# Dataset excerpts

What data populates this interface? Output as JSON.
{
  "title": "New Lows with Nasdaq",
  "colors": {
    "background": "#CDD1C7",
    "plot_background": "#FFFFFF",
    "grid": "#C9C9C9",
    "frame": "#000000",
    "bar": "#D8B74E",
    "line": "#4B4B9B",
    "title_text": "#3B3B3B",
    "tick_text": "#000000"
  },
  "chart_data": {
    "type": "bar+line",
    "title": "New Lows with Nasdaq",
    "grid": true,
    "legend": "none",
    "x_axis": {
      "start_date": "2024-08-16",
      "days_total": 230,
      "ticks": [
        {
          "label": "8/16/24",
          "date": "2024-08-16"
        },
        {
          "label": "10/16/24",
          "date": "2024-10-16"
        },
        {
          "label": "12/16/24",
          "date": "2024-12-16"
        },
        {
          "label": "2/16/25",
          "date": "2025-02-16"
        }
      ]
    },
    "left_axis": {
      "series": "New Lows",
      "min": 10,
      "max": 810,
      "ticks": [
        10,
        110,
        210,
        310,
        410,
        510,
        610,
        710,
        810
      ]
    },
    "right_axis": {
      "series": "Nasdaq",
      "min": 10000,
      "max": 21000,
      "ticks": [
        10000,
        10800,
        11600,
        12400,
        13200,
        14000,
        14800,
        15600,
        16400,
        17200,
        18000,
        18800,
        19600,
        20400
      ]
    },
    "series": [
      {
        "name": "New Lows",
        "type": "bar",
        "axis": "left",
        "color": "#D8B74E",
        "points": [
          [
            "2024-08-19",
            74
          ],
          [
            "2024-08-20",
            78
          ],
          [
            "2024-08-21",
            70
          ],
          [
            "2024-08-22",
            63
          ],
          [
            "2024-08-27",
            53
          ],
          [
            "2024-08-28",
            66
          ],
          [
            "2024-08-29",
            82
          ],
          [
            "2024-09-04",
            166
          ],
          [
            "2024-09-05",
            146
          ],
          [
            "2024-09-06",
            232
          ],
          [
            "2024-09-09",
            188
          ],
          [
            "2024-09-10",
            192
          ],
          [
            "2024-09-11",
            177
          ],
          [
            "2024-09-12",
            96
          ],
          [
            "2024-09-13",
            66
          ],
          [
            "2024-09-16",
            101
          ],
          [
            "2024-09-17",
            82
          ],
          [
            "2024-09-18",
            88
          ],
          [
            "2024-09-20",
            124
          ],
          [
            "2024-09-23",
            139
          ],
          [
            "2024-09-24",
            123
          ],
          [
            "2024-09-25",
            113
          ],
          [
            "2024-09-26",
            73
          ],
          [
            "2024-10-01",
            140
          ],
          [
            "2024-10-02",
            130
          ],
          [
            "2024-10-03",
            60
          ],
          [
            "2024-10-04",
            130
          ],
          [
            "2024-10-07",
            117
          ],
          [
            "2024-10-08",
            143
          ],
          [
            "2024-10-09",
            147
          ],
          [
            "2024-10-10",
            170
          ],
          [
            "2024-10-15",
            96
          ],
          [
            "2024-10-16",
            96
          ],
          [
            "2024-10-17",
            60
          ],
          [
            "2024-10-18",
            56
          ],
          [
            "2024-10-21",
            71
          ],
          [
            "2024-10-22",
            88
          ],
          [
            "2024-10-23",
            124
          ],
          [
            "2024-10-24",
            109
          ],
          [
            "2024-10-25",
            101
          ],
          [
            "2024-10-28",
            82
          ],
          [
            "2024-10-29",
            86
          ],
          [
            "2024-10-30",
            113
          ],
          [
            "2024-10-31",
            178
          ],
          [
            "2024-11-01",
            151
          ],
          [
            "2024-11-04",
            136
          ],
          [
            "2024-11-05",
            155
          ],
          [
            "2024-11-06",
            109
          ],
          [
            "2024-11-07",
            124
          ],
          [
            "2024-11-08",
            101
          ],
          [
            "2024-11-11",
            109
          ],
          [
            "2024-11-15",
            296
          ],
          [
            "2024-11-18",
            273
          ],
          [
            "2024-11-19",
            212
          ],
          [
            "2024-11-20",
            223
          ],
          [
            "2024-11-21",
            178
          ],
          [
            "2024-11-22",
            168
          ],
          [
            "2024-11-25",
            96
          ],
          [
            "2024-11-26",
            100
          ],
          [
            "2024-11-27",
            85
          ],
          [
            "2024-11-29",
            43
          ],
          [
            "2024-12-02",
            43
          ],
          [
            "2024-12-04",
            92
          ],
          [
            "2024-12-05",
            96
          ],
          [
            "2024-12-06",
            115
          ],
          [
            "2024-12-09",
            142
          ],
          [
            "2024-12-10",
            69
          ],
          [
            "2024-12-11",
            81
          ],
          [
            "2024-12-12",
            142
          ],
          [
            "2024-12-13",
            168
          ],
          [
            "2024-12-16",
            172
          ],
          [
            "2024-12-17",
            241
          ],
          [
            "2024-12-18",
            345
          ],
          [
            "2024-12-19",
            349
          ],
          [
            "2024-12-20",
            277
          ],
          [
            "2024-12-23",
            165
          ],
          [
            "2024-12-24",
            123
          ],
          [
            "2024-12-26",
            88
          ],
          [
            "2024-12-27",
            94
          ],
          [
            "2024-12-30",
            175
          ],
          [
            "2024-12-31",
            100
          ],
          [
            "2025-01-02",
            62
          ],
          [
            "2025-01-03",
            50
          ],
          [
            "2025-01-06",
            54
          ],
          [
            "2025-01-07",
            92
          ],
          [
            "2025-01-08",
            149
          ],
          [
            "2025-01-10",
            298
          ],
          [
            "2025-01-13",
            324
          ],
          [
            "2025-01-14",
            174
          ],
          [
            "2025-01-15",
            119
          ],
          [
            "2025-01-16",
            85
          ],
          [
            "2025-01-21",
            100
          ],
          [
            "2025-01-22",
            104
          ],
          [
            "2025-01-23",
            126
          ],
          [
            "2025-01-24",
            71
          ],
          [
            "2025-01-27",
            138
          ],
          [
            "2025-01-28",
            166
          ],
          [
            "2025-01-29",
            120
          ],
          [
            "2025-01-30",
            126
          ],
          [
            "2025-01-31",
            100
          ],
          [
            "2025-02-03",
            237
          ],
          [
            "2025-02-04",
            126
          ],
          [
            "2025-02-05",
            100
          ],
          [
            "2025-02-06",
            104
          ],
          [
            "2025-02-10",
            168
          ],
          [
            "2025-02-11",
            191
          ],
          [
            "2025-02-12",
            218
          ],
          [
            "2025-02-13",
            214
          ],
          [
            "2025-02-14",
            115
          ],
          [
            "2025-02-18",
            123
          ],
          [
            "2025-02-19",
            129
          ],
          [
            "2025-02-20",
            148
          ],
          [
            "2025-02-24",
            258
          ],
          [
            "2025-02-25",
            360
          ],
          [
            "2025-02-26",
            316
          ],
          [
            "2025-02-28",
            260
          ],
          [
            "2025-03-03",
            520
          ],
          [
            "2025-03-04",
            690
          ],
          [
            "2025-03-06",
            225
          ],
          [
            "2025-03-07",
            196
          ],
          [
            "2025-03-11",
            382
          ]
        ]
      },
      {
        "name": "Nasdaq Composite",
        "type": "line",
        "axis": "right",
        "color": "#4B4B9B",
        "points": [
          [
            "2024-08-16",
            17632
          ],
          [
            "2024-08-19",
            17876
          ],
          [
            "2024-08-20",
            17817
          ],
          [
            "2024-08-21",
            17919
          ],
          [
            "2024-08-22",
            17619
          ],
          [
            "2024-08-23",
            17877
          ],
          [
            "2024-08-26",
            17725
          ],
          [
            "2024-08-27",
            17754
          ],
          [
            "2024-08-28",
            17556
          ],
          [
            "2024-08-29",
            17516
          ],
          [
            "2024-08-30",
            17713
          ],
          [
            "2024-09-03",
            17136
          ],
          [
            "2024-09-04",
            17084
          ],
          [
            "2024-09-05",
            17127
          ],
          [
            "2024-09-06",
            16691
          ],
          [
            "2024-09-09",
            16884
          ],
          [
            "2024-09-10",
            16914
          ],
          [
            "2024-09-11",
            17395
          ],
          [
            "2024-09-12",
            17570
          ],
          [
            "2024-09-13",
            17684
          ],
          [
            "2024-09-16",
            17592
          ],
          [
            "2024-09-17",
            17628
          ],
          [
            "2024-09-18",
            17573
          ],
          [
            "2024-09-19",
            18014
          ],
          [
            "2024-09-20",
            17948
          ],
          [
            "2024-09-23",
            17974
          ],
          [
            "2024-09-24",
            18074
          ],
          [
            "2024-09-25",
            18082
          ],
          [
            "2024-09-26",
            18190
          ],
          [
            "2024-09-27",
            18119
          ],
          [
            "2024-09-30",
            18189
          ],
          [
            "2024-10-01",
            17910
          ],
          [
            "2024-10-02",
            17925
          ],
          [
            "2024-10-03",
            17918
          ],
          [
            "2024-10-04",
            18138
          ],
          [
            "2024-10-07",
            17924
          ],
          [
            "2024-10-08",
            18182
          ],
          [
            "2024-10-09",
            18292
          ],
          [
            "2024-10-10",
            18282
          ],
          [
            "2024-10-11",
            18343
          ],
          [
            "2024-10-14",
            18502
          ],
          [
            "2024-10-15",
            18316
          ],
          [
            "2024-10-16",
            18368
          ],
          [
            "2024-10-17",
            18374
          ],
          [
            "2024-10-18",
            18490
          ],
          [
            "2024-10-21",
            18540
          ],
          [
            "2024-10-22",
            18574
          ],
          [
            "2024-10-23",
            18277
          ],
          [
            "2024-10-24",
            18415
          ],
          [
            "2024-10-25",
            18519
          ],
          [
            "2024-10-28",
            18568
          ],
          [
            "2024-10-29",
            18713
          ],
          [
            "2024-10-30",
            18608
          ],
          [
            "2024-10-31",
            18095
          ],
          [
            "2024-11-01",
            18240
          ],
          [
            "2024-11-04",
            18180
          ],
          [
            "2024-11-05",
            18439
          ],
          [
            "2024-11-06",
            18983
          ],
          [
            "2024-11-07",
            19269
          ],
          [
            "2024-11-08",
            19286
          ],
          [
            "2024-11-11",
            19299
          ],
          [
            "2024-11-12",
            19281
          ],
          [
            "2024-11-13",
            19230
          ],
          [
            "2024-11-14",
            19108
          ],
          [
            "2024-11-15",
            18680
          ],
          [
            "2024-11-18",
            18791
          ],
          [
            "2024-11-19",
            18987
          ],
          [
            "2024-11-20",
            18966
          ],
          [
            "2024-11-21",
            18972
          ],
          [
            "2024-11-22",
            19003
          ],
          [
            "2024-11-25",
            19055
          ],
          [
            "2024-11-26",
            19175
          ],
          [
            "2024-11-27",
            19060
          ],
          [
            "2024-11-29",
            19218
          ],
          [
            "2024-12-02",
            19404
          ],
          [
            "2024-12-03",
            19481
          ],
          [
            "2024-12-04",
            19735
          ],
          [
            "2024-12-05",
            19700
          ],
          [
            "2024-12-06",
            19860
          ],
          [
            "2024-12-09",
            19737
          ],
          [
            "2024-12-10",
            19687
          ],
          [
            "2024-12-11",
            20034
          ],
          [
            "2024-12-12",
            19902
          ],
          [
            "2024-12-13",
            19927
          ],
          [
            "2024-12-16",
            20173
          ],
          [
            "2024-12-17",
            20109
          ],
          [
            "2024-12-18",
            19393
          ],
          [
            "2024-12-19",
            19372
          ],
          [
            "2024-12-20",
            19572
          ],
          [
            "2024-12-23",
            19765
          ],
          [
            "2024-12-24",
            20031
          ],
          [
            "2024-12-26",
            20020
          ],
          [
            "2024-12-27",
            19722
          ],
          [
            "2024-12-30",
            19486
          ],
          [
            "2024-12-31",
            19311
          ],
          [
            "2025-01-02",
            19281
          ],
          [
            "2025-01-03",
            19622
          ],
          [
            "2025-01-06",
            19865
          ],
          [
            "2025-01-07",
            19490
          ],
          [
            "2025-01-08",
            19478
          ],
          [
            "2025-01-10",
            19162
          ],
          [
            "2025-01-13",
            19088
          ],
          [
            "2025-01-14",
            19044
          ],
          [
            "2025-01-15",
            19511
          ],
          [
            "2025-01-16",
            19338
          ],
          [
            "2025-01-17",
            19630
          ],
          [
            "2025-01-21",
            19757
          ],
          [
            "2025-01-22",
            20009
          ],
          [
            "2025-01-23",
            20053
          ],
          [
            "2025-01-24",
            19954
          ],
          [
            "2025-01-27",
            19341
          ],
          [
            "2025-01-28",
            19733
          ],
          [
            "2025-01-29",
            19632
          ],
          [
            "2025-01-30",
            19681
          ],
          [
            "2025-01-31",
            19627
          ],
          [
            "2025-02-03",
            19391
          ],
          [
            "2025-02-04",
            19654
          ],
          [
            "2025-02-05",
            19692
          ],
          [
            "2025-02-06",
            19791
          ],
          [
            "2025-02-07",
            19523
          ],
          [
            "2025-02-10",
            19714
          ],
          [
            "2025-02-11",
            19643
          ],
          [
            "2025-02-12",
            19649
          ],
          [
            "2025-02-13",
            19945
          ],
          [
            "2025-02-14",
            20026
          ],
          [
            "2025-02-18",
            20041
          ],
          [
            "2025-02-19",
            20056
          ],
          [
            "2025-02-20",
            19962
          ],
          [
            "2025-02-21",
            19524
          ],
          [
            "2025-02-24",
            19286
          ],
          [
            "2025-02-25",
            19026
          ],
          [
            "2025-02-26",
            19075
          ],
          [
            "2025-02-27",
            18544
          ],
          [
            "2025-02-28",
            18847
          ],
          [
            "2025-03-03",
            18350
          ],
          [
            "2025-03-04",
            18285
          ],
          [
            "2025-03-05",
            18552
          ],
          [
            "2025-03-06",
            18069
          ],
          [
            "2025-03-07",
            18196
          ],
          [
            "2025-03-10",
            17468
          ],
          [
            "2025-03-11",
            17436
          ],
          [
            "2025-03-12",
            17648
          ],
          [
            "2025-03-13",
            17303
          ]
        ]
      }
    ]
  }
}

# Exercise prompt
Answer with one number only: how many lines above contain the word "Nasdaq".

# Answer
4